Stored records
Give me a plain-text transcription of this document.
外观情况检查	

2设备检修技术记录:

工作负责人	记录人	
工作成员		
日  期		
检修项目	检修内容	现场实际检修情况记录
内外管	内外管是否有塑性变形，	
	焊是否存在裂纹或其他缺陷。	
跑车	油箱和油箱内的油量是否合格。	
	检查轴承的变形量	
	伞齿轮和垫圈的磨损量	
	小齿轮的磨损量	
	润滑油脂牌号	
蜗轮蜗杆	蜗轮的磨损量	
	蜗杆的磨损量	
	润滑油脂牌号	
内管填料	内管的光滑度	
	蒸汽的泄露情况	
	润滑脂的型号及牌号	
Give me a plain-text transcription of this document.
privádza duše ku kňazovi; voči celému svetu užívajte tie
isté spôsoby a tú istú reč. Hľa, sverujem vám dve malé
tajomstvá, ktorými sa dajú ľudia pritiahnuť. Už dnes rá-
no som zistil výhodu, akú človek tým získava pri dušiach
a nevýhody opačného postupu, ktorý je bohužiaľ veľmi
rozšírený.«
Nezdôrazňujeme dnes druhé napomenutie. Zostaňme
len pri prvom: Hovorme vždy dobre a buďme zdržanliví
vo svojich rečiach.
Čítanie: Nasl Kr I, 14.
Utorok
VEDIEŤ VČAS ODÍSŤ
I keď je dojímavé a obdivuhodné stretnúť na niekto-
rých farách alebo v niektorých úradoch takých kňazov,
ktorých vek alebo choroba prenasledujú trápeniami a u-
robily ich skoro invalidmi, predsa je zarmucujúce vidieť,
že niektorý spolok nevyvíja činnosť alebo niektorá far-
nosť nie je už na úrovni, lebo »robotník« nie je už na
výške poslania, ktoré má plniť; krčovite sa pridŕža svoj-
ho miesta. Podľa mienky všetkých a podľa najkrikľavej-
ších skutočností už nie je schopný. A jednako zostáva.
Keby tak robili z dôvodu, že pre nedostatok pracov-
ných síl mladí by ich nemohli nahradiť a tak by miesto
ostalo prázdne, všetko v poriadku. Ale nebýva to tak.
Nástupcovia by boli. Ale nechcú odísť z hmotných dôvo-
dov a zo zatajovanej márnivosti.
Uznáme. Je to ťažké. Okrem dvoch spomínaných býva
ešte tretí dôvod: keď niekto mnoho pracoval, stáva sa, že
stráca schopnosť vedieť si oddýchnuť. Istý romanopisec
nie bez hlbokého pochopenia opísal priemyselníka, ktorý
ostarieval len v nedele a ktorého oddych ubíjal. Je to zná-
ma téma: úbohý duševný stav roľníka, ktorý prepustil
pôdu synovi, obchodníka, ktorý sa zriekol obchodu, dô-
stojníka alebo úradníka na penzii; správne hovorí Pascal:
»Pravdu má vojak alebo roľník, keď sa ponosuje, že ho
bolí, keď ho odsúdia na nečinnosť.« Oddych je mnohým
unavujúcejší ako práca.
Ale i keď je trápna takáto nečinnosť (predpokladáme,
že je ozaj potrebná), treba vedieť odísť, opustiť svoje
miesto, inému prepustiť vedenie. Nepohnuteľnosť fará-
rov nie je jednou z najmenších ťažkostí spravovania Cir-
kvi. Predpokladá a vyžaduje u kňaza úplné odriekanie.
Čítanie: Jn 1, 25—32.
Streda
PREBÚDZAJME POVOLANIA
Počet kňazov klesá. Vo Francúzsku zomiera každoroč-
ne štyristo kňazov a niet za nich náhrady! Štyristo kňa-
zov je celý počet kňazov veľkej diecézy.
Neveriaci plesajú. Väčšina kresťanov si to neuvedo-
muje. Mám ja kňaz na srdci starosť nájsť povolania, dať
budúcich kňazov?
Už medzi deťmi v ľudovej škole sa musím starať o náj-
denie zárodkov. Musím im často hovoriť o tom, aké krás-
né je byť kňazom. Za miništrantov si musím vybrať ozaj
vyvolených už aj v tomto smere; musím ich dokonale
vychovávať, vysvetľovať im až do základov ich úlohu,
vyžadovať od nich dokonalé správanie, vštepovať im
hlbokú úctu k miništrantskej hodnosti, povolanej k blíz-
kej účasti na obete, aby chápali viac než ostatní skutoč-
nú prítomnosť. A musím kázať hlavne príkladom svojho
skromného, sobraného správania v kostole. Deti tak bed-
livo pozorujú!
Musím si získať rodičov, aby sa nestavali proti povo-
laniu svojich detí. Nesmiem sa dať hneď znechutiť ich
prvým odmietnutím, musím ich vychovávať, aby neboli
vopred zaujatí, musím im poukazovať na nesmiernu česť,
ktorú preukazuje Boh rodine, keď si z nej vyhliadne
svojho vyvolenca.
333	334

* Short task: What is needed here is an exact reproduction of all the entries.

* Exercise answer:
Give me a plain-text transcription of this document.
外观情况检查	

2设备检修技术记录:

工作负责人	记录人	
工作成员		
日  期		
检修项目	检修内容	现场实际检修情况记录
内外管	内外管是否有塑性变形，	
	焊是否存在裂纹或其他缺陷。	
跑车	油箱和油箱内的油量是否合格。	
	检查轴承的变形量	
	伞齿轮和垫圈的磨损量	
	小齿轮的磨损量	
	润滑油脂牌号	
蜗轮蜗杆	蜗轮的磨损量	
	蜗杆的磨损量	
	润滑油脂牌号	
内管填料	内管的光滑度	
	蒸汽的泄露情况	
	润滑脂的型号及牌号	
Give me a plain-text transcription of this document.
privádza duše ku kňazovi; voči celému svetu užívajte tie
isté spôsoby a tú istú reč. Hľa, sverujem vám dve malé
tajomstvá, ktorými sa dajú ľudia pritiahnuť. Už dnes rá-
no som zistil výhodu, akú človek tým získava pri dušiach
a nevýhody opačného postupu, ktorý je bohužiaľ veľmi
rozšírený.«
Nezdôrazňujeme dnes druhé napomenutie. Zostaňme
len pri prvom: Hovorme vždy dobre a buďme zdržanliví
vo svojich rečiach.
Čítanie: Nasl Kr I, 14.
Utorok
VEDIEŤ VČAS ODÍSŤ
I keď je dojímavé a obdivuhodné stretnúť na niekto-
rých farách alebo v niektorých úradoch takých kňazov,
ktorých vek alebo choroba prenasledujú trápeniami a u-
robily ich skoro invalidmi, predsa je zarmucujúce vidieť,
že niektorý spolok nevyvíja činnosť alebo niektorá far-
nosť nie je už na úrovni, lebo »robotník« nie je už na
výške poslania, ktoré má plniť; krčovite sa pridŕža svoj-
ho miesta. Podľa mienky všetkých a podľa najkrikľavej-
ších skutočností už nie je schopný. A jednako zostáva.
Keby tak robili z dôvodu, že pre nedostatok pracov-
ných síl mladí by ich nemohli nahradiť a tak by miesto
ostalo prázdne, všetko v poriadku. Ale nebýva to tak.
Nástupcovia by boli. Ale nechcú odísť z hmotných dôvo-
dov a zo zatajovanej márnivosti.
Uznáme. Je to ťažké. Okrem dvoch spomínaných býva
ešte tretí dôvod: keď niekto mnoho pracoval, stáva sa, že
stráca schopnosť vedieť si oddýchnuť. Istý romanopisec
nie bez hlbokého pochopenia opísal priemyselníka, ktorý
ostarieval len v nedele a ktorého oddych ubíjal. Je to zná-
ma téma: úbohý duševný stav roľníka, ktorý prepustil
pôdu synovi, obchodníka, ktorý sa zriekol obchodu, dô-
stojníka alebo úradníka na penzii; správne hovorí Pascal:
»Pravdu má vojak alebo roľník, keď sa ponosuje, že ho
bolí, keď ho odsúdia na nečinnosť.« Oddych je mnohým
unavujúcejší ako práca.
Ale i keď je trápna takáto nečinnosť (predpokladáme,
že je ozaj potrebná), treba vedieť odísť, opustiť svoje
miesto, inému prepustiť vedenie. Nepohnuteľnosť fará-
rov nie je jednou z najmenších ťažkostí spravovania Cir-
kvi. Predpokladá a vyžaduje u kňaza úplné odriekanie.
Čítanie: Jn 1, 25—32.
Streda
PREBÚDZAJME POVOLANIA
Počet kňazov klesá. Vo Francúzsku zomiera každoroč-
ne štyristo kňazov a niet za nich náhrady! Štyristo kňa-
zov je celý počet kňazov veľkej diecézy.
Neveriaci plesajú. Väčšina kresťanov si to neuvedo-
muje. Mám ja kňaz na srdci starosť nájsť povolania, dať
budúcich kňazov?
Už medzi deťmi v ľudovej škole sa musím starať o náj-
denie zárodkov. Musím im často hovoriť o tom, aké krás-
né je byť kňazom. Za miništrantov si musím vybrať ozaj
vyvolených už aj v tomto smere; musím ich dokonale
vychovávať, vysvetľovať im až do základov ich úlohu,
vyžadovať od nich dokonalé správanie, vštepovať im
hlbokú úctu k miništrantskej hodnosti, povolanej k blíz-
kej účasti na obete, aby chápali viac než ostatní skutoč-
nú prítomnosť. A musím kázať hlavne príkladom svojho
skromného, sobraného správania v kostole. Deti tak bed-
livo pozorujú!
Musím si získať rodičov, aby sa nestavali proti povo-
laniu svojich detí. Nesmiem sa dať hneď znechutiť ich
prvým odmietnutím, musím ich vychovávať, aby neboli
vopred zaujatí, musím im poukazovať na nesmiernu česť,
ktorú preukazuje Boh rodine, keď si z nej vyhliadne
svojho vyvolenca.
333	334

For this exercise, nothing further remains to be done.